(Figure record extracts)
════════
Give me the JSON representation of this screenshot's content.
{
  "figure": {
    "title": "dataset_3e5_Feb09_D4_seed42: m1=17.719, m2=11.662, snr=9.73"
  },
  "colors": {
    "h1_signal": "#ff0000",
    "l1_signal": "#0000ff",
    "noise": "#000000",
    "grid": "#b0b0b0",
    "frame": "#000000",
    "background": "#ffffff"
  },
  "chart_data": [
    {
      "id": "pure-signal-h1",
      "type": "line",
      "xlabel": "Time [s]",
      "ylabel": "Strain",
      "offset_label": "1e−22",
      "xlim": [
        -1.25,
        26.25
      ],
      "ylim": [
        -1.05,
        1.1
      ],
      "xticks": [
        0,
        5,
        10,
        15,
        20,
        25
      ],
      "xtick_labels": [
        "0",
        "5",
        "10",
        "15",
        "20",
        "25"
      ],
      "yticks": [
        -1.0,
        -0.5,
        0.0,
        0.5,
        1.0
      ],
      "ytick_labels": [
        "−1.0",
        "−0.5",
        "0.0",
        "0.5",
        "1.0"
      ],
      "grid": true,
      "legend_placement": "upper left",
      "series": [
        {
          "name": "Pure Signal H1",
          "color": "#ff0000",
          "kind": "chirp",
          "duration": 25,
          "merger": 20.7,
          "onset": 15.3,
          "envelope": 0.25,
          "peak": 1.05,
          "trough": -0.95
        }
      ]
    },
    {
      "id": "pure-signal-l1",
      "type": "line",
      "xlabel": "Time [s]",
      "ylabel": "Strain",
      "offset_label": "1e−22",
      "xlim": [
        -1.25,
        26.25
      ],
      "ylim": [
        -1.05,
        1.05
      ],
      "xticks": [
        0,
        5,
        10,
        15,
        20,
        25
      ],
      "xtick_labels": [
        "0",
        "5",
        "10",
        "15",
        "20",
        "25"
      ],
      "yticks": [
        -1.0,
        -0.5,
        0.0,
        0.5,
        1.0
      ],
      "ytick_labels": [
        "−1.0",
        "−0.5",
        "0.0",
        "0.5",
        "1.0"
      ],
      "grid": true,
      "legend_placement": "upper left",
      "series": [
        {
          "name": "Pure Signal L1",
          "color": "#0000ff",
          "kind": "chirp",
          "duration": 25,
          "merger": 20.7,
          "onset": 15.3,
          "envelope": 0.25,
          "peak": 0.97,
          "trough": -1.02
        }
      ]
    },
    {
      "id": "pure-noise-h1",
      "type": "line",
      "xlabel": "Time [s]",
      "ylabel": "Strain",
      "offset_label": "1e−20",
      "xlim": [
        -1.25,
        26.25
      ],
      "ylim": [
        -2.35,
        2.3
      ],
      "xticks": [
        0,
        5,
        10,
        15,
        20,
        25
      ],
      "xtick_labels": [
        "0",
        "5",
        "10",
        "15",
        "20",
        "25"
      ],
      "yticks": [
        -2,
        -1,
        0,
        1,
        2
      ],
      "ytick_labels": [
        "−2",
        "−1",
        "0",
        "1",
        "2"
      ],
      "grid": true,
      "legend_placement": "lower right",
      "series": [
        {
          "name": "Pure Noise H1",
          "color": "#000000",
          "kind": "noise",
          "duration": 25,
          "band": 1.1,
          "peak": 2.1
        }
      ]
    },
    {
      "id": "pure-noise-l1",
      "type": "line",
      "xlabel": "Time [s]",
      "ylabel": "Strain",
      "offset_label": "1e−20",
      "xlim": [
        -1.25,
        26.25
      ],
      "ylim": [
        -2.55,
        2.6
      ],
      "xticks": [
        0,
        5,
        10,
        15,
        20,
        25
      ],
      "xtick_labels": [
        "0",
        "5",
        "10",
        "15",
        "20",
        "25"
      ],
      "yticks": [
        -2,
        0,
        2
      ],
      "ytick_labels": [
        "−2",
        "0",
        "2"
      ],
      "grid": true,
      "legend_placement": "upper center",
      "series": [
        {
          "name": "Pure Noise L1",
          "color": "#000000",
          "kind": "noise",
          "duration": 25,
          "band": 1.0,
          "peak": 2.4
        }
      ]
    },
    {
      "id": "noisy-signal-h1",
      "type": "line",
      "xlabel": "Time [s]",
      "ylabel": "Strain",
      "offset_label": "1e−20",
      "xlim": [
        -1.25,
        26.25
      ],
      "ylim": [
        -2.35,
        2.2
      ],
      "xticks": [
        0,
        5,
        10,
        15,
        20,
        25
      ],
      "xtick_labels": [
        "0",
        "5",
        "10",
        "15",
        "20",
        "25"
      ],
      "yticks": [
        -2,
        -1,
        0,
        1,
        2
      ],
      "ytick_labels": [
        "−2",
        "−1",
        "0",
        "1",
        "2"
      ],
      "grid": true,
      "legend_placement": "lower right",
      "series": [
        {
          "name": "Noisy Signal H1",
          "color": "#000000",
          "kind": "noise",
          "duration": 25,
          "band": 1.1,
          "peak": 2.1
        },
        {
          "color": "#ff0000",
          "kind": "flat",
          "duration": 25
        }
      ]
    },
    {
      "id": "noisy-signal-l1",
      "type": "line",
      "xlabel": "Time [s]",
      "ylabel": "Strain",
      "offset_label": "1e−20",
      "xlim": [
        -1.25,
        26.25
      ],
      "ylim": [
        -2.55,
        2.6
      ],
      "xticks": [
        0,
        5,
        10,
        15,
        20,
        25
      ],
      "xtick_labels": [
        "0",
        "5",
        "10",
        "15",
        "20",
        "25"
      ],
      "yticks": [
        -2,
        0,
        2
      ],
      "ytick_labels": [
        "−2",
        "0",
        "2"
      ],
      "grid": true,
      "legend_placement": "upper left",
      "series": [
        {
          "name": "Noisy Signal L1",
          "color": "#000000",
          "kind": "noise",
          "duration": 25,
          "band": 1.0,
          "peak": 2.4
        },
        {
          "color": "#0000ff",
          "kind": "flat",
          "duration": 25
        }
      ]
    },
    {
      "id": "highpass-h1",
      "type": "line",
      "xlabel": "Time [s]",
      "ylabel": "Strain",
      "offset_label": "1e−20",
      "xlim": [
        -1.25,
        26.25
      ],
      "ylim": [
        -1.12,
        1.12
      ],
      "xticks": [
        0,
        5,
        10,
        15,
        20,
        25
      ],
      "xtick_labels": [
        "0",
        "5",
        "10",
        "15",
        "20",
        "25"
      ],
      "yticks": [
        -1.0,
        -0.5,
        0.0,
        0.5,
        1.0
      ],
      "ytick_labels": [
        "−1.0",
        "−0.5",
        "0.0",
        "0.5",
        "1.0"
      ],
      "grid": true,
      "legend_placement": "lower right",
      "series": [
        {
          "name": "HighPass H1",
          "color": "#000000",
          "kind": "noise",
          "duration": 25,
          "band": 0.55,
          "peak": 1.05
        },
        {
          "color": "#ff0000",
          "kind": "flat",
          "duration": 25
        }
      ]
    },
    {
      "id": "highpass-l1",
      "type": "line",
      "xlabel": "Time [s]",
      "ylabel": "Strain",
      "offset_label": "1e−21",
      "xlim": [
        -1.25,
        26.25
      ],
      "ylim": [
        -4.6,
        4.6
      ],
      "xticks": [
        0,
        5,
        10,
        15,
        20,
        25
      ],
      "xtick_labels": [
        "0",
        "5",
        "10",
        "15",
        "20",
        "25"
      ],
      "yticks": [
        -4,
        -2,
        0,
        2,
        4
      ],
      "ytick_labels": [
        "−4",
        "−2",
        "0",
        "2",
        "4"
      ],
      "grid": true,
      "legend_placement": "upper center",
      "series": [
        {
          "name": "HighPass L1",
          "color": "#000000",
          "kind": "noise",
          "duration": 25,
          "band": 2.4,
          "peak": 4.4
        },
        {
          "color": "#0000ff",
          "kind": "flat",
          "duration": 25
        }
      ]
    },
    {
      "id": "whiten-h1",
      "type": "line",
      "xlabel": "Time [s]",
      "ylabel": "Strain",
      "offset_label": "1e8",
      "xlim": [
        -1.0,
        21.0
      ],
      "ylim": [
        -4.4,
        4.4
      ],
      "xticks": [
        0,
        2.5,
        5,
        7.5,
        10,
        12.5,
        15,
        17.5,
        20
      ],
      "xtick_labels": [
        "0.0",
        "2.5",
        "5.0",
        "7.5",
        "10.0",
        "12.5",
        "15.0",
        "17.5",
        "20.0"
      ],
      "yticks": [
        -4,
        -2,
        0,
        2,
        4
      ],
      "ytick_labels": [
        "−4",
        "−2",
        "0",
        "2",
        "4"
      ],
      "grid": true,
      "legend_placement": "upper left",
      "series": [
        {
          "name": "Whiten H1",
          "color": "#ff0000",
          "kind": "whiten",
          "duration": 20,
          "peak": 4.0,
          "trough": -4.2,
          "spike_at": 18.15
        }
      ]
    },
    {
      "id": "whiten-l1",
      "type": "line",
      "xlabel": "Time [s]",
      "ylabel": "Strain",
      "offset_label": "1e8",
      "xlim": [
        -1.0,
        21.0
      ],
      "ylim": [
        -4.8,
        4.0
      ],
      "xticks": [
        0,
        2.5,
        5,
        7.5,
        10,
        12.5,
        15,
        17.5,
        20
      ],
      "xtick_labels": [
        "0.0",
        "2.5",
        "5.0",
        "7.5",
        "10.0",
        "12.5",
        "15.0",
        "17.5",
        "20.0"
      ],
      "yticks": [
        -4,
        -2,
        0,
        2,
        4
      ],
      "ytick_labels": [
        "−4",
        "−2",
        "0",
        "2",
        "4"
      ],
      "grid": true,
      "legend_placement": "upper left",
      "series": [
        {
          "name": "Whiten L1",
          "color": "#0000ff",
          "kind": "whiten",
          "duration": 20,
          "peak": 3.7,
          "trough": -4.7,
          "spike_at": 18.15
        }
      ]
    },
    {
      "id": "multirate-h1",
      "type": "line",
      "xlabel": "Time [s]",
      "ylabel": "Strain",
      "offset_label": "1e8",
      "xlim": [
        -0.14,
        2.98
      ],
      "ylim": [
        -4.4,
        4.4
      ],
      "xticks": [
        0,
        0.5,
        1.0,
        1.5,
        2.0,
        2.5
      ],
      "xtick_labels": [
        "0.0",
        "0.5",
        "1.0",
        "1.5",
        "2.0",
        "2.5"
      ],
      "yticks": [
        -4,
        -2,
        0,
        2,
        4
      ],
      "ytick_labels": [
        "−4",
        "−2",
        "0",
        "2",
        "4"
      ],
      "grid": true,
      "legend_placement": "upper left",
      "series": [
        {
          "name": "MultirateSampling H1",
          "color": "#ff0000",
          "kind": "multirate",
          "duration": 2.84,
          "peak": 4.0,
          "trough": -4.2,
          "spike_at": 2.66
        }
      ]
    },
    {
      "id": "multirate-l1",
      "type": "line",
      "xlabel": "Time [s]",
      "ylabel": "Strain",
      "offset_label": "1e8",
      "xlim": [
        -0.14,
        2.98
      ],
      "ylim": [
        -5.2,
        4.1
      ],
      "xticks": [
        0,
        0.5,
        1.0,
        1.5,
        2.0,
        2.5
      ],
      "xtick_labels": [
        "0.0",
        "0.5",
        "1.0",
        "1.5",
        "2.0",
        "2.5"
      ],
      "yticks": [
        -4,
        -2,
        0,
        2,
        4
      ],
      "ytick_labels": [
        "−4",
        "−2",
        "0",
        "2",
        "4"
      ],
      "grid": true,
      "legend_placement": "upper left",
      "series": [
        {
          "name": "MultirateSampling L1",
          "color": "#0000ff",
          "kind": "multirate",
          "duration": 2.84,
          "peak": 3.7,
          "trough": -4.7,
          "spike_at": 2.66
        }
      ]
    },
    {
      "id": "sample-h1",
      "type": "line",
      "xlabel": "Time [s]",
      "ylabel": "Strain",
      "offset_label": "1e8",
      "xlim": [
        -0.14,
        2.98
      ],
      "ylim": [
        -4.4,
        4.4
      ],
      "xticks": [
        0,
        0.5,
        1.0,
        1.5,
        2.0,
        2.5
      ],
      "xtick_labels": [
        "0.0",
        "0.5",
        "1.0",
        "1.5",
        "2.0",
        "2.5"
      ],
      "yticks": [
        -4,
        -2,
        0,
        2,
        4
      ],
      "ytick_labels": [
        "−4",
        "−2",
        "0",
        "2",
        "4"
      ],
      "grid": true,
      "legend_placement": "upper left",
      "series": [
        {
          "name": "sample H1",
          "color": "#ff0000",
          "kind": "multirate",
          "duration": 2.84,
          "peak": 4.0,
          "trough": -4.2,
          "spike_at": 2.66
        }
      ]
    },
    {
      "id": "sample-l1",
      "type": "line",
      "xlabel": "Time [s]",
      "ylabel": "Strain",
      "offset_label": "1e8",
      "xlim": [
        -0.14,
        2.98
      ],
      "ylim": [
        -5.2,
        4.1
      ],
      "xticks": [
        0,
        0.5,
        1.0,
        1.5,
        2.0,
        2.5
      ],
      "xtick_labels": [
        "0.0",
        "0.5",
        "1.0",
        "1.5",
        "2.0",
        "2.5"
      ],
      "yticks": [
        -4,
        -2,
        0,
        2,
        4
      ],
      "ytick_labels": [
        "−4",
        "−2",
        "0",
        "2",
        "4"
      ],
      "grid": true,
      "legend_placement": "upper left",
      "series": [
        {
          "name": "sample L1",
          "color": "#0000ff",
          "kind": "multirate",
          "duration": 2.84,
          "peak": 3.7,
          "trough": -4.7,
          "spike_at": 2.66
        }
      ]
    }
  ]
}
════════
* _PROBLEM DETAILS_
Each line holding "sample" must be found and copied.

* _RESPONSE_
      "id": "sample-h1",
          "name": "sample H1",
      "id": "sample-l1",
          "name": "sample L1",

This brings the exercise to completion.